[Data listing]
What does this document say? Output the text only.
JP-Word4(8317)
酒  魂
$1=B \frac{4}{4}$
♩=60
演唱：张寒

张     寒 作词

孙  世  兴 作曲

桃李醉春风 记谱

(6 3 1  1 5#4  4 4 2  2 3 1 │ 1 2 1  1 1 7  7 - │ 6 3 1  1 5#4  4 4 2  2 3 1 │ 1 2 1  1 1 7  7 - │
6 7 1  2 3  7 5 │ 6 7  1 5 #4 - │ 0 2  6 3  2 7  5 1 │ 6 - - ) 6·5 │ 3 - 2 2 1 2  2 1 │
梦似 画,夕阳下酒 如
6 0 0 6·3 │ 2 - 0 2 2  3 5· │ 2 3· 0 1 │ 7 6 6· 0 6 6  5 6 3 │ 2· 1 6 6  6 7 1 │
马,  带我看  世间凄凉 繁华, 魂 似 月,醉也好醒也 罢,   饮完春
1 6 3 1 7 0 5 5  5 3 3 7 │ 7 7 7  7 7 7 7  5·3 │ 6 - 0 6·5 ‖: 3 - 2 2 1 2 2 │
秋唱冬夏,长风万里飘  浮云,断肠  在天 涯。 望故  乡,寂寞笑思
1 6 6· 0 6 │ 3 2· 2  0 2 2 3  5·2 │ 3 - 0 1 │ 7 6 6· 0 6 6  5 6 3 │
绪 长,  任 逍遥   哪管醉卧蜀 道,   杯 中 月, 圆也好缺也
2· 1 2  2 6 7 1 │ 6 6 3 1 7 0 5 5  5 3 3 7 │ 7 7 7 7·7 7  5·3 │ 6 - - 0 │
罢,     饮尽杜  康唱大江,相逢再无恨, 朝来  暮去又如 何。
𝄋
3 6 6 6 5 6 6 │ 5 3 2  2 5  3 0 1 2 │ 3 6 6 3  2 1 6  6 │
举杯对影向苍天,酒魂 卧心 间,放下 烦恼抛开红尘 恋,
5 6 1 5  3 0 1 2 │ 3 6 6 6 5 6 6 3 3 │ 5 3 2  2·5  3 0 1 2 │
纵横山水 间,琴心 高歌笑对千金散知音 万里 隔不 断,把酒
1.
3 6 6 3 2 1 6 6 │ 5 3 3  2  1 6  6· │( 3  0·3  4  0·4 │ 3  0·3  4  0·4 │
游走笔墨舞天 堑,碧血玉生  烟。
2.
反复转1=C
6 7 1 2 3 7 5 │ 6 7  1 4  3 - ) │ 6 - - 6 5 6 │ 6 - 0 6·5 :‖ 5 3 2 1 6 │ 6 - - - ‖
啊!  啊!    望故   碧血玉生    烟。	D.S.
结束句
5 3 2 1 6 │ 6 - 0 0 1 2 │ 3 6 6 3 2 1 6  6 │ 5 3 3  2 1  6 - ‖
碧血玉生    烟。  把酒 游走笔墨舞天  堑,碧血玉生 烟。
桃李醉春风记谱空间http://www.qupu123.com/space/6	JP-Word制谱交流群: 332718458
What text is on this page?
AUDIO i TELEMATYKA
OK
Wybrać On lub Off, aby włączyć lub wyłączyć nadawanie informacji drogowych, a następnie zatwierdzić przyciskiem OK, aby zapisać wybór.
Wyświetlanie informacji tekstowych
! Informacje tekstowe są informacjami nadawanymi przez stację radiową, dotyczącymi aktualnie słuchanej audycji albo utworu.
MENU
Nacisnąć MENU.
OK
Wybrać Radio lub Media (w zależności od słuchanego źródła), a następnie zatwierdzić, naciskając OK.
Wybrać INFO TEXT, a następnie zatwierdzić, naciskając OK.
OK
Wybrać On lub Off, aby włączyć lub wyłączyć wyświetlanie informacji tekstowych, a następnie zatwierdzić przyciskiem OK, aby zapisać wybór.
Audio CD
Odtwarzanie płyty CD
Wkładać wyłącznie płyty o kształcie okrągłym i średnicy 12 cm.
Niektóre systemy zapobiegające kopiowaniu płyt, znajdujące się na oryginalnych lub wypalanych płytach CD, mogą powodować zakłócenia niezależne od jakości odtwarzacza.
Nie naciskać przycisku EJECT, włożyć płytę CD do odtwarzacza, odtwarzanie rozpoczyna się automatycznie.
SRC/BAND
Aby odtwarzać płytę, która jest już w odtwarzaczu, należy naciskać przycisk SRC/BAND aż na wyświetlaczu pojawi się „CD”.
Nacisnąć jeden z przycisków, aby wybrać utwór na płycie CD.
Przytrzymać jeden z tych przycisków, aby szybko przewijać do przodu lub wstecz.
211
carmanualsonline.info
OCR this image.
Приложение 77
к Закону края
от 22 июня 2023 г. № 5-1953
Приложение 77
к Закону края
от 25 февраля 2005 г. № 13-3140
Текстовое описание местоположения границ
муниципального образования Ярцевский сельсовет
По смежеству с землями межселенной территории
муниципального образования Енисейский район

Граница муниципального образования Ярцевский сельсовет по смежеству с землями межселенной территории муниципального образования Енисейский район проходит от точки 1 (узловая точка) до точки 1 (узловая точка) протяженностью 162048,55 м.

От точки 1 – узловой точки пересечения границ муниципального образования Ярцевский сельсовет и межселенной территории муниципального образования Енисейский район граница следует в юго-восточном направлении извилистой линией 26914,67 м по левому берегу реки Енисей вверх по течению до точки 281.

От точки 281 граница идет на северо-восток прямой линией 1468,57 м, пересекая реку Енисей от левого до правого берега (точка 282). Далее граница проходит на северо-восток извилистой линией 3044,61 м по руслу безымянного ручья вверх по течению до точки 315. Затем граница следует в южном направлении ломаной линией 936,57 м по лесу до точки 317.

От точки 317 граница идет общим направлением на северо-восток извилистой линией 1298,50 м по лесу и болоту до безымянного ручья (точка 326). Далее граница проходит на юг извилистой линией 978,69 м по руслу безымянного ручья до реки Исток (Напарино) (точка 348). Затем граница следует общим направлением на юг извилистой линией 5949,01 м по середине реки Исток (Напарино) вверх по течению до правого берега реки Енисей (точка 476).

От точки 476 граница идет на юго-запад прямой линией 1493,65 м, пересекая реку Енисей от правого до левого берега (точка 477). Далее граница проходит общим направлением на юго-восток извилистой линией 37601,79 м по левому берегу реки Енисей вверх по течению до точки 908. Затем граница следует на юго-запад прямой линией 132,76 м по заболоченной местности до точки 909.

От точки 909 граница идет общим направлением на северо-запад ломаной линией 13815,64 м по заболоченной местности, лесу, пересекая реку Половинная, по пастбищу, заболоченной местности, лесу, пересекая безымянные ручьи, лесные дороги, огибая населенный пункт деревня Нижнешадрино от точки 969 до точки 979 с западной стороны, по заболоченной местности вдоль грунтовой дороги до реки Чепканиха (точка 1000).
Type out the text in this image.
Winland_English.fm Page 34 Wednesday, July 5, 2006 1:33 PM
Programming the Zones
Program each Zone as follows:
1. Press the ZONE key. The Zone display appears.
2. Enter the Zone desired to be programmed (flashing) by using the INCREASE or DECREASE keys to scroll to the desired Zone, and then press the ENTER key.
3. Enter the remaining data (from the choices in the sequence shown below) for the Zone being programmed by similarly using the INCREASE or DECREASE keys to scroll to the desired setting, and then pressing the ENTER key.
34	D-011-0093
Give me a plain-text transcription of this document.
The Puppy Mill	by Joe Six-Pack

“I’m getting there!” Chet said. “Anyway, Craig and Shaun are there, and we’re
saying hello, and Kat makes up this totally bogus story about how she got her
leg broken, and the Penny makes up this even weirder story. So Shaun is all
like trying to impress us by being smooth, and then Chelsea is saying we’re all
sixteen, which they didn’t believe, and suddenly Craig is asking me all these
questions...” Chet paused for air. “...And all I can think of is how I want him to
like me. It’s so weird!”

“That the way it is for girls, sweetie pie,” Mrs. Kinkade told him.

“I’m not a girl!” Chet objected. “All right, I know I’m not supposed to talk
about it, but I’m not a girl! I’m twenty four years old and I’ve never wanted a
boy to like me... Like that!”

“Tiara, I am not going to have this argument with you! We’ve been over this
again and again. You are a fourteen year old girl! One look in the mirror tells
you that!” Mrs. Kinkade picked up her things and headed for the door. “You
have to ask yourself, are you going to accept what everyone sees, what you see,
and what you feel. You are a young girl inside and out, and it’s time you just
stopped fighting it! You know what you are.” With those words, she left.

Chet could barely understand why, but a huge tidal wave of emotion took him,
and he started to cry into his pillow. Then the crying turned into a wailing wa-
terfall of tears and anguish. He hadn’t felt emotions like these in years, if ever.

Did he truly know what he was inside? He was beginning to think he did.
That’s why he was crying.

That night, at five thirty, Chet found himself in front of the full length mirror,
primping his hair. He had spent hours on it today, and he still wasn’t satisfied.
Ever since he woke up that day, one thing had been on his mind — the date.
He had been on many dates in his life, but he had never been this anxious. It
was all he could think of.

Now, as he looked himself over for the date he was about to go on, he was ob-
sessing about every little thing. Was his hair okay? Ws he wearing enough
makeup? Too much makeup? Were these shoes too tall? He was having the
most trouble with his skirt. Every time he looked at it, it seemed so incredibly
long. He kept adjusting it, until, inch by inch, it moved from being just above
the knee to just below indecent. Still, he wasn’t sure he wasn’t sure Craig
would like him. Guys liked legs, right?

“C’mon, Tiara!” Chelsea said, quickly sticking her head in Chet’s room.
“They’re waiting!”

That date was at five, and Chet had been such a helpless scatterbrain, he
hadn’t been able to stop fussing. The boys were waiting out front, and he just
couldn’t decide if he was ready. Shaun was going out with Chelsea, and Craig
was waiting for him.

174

#### [OBJECTIVE]
Copy each line above where the string "碧血玉生" occurs.

#### [CORRECT RESULT]
游走笔墨舞天 堑,碧血玉生  烟。
啊!  啊!    望故   碧血玉生    烟。	D.S.
碧血玉生    烟。  把酒 游走笔墨舞天  堑,碧血玉生 烟。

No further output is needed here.